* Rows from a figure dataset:
====
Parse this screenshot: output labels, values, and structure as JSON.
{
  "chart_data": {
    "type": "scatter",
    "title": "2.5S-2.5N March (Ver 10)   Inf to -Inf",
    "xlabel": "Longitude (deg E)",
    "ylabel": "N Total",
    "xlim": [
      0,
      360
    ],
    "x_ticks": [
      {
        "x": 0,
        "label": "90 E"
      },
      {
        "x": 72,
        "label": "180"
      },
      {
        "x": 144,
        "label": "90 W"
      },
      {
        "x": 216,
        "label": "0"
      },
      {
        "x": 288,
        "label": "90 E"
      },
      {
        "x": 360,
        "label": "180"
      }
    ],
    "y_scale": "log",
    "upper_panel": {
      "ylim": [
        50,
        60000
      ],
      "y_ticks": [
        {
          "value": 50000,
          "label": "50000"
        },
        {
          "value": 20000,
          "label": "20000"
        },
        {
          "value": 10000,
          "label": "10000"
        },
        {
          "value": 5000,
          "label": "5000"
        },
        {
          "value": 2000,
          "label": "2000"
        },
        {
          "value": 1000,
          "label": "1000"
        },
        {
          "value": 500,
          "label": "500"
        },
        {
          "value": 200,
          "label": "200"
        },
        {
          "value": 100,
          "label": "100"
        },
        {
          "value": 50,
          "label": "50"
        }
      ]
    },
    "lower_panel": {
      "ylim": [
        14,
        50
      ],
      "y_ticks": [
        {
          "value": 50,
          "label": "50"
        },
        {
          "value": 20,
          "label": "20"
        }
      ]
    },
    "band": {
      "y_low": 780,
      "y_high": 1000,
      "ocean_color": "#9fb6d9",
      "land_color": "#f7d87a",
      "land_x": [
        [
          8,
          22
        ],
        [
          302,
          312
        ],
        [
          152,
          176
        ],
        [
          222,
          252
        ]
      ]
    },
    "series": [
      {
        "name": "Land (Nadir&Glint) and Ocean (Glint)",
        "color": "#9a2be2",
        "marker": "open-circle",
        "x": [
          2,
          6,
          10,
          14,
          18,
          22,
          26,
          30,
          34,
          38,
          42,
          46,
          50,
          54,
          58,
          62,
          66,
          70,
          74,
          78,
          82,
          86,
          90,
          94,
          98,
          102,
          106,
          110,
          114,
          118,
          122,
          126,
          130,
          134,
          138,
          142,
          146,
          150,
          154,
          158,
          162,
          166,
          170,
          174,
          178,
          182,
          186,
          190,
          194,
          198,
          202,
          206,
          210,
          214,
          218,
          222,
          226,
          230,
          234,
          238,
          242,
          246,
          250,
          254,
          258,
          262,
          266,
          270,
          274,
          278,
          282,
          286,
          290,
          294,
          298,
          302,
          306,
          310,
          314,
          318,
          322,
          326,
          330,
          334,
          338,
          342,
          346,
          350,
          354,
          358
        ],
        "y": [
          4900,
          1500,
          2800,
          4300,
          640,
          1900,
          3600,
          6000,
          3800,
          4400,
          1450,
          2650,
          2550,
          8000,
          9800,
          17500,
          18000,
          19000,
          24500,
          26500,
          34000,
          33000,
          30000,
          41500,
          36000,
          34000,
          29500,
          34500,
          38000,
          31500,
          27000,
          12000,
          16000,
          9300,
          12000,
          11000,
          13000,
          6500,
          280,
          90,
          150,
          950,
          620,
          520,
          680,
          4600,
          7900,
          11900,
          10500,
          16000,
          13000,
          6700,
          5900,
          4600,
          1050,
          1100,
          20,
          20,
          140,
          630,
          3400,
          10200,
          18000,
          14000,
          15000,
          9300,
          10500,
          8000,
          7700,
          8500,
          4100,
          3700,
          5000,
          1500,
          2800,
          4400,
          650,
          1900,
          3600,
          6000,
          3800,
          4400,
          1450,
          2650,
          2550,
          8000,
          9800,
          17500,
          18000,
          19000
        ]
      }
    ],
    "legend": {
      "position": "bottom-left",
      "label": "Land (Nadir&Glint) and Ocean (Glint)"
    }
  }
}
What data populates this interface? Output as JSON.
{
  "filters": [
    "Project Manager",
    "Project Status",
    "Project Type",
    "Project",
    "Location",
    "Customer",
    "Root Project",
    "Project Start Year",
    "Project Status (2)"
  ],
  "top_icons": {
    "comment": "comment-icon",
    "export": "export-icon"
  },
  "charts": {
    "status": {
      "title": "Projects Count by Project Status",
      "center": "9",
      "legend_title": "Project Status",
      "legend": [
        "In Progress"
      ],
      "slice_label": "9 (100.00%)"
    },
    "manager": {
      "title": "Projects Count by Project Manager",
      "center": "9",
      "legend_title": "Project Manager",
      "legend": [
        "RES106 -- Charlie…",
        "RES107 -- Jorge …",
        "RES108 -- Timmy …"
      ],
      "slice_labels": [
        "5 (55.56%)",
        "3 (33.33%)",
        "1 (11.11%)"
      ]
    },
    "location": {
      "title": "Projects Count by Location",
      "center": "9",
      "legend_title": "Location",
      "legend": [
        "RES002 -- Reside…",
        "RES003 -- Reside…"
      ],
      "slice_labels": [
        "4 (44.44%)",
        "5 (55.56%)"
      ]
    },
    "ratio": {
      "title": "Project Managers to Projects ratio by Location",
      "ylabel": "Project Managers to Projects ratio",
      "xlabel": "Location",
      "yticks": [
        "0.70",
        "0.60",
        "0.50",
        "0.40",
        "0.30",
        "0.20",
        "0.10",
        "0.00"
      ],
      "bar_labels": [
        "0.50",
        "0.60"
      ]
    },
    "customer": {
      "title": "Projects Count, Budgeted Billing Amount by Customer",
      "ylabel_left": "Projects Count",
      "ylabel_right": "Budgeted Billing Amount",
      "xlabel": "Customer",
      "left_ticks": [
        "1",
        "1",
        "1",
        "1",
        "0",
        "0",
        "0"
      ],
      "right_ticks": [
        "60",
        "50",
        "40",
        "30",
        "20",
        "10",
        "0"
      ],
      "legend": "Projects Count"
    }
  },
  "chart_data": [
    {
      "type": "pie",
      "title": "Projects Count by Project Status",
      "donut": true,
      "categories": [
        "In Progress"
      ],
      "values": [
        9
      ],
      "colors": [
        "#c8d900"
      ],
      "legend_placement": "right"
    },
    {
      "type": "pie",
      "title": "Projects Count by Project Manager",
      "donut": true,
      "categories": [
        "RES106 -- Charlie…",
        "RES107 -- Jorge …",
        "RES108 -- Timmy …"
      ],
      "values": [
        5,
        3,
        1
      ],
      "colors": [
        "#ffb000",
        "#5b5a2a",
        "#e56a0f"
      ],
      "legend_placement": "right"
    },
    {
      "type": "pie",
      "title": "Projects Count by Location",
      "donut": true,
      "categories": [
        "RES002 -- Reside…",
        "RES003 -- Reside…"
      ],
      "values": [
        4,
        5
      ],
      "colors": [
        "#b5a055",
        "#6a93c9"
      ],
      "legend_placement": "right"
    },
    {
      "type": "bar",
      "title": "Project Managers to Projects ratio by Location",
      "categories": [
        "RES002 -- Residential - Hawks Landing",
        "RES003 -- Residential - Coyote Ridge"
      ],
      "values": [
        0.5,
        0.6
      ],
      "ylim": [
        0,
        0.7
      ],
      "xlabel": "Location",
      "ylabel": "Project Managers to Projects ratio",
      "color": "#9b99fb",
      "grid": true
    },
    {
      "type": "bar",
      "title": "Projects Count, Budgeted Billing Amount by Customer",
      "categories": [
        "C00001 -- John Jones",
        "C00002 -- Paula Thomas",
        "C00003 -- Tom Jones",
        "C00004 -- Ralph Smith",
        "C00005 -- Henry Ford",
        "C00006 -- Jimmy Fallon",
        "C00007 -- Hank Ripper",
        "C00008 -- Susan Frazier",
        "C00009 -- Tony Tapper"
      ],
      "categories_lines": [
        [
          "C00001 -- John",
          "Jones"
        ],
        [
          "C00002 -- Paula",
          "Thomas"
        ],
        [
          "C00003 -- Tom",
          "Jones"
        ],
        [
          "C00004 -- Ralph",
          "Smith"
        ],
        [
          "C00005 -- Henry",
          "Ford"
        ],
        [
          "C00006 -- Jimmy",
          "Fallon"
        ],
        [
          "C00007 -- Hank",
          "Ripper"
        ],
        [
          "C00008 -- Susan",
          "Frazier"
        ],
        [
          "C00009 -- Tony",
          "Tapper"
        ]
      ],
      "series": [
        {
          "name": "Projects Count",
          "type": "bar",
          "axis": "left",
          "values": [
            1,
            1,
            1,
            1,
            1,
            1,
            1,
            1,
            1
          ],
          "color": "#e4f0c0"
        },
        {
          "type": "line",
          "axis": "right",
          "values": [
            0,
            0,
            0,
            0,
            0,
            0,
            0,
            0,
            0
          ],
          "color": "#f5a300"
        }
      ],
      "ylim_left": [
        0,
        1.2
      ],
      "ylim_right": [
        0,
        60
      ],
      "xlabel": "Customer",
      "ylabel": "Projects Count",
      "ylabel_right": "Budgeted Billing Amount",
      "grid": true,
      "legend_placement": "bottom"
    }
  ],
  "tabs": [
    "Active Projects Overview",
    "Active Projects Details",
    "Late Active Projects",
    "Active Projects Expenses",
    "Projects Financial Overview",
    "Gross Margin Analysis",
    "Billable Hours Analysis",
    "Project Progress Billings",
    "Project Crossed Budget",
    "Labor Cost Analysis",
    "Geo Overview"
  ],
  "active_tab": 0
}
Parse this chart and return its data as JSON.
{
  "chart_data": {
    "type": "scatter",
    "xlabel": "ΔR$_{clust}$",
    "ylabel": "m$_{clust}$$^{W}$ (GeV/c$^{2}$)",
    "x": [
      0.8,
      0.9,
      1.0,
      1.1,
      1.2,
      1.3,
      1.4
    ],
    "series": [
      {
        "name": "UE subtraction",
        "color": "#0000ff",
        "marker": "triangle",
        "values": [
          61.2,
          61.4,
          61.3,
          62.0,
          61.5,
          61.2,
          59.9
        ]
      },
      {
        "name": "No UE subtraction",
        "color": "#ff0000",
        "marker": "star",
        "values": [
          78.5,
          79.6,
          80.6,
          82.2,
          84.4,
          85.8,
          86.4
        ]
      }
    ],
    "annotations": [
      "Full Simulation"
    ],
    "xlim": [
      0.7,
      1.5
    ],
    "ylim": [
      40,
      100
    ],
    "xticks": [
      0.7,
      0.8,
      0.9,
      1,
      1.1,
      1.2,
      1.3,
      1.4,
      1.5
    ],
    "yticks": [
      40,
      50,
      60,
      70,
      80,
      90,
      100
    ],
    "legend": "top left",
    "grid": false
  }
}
====
* DO THIS:
Filter the entries down to the lines containing "subtraction". Copy each of those lines.

* OUTPUT OF THE EXERCISE:
        "name": "UE subtraction",
        "name": "No UE subtraction",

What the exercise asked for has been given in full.